• _Passage for review_
- Indian Railways logo

General information
- Location: State highway 243, Pulgaon, Maharashtra India
- Coordinates: 20°43′36″N 78°19′01″E﻿ / ﻿20.7268°N 78.3170°E
- Elevation: 272.32 metres (893.4 ft)
- System: Indian Railways junction station
- Owner: Indian Railways
- Operator: Central Railway
- Line: Nagpur–Bhusawal section of Howrah–Nagpur–Mumbai line
- Platforms: 3

Construction
- Structure type: Standard, on ground
- Parking: Available

Other information
- Status: Functioning
- Station code: PLO

History
- Opened: 1867
- Former names: Great Indian Peninsula Railway

= Pulgaon railway station =

Railway station in Maharashtra, India

Pulgaon railway station serves Pulgaon in Wardha district in the Indian state of Maharashtra. Pulgaon is on the banks of Wardha River.

==History==
The first train in India travelled from Mumbai to Thane on 16 April 1853. By May 1854, Great Indian Peninsula Railway's Bombay–Thane line was extended to Kalyan. Bhusawal railway station was set up in 1860 and in 1867 the GIPR branch line was extended to Nagpur.

• _Required actions_
[1] Do these statements agree with the Pulgaon railway station page? (a) The station has three platforms. (b) Pulgaon lies on the banks of the Godavari River. (c) Bhusawal railway station was set up in 1860. Answer each with yes or no and quote the deciding words.
[2] Could you repeat the Pulgaon railway station page word for word, from "Pulgaon railway station serves" up to and including "extended to Nagpur."?

[Document understanding data]
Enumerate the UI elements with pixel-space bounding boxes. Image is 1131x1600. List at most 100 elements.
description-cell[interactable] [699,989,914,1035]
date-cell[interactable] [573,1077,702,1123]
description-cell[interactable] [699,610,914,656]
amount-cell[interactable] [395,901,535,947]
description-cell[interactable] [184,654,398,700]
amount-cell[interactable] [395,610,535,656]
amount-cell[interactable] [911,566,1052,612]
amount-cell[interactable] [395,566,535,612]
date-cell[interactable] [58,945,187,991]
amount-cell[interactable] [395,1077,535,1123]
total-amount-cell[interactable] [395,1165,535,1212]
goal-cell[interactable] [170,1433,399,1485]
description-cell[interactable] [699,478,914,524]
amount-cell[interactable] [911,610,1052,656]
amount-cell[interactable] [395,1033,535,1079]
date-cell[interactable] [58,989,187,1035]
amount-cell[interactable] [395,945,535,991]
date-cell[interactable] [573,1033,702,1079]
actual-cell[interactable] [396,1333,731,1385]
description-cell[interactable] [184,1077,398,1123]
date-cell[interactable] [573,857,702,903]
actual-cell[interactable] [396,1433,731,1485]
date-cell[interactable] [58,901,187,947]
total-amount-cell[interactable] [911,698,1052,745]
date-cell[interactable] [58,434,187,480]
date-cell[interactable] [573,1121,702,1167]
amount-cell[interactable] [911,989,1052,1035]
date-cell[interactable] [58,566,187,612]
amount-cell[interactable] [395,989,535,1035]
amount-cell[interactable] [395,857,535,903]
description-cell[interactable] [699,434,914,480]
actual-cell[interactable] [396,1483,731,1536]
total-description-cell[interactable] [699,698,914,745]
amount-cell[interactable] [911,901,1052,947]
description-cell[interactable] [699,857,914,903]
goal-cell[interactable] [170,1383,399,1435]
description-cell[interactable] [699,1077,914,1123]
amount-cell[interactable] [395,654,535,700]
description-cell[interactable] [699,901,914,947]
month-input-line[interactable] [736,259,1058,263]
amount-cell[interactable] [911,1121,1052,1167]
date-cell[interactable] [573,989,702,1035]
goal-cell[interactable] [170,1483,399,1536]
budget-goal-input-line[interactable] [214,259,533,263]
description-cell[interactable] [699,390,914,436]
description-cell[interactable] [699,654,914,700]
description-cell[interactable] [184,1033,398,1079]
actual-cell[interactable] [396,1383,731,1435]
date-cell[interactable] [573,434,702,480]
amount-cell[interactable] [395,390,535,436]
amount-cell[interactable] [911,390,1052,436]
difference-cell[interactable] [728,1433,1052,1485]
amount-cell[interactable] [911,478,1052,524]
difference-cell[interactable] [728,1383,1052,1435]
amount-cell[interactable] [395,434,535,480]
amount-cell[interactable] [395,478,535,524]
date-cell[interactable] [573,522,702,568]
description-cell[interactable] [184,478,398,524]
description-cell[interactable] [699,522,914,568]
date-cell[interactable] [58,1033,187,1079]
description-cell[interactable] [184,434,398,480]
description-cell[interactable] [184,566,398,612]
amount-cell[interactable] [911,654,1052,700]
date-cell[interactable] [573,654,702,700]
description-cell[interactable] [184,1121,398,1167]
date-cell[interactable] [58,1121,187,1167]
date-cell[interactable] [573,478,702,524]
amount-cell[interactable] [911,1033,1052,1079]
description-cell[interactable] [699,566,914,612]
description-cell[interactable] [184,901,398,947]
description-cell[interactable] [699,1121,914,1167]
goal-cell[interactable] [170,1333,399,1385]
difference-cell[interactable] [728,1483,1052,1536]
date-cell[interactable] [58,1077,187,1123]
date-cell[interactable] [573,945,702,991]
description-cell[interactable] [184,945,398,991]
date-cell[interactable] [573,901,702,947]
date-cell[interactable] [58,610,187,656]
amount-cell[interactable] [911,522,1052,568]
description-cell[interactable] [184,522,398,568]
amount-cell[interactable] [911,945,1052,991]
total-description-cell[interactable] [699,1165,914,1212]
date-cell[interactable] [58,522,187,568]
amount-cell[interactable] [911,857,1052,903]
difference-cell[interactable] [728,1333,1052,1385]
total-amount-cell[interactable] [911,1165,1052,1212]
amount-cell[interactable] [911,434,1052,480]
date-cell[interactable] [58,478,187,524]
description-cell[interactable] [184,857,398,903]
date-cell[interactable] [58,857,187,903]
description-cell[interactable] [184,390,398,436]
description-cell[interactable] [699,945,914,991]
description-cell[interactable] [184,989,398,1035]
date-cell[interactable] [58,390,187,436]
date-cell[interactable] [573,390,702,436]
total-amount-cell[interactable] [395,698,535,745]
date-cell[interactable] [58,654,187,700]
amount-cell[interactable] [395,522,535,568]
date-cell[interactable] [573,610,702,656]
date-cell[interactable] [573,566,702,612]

• _Answers by item number_
[1]
(a) Yes: "Platforms: 3"
(b) No: "Pulgaon is on the banks of Wardha River."
(c) Yes: "Bhusawal railway station was set up in 1860"

[2]
Pulgaon railway station serves Pulgaon in Wardha district in the Indian state of Maharashtra. Pulgaon is on the banks of Wardha River.

==History==
The first train in India travelled from Mumbai to Thane on 16 April 1853. By May 1854, Great Indian Peninsula Railway's Bombay–Thane line was extended to Kalyan. Bhusawal railway station was set up in 1860 and in 1867 the GIPR branch line was extended to Nagpur.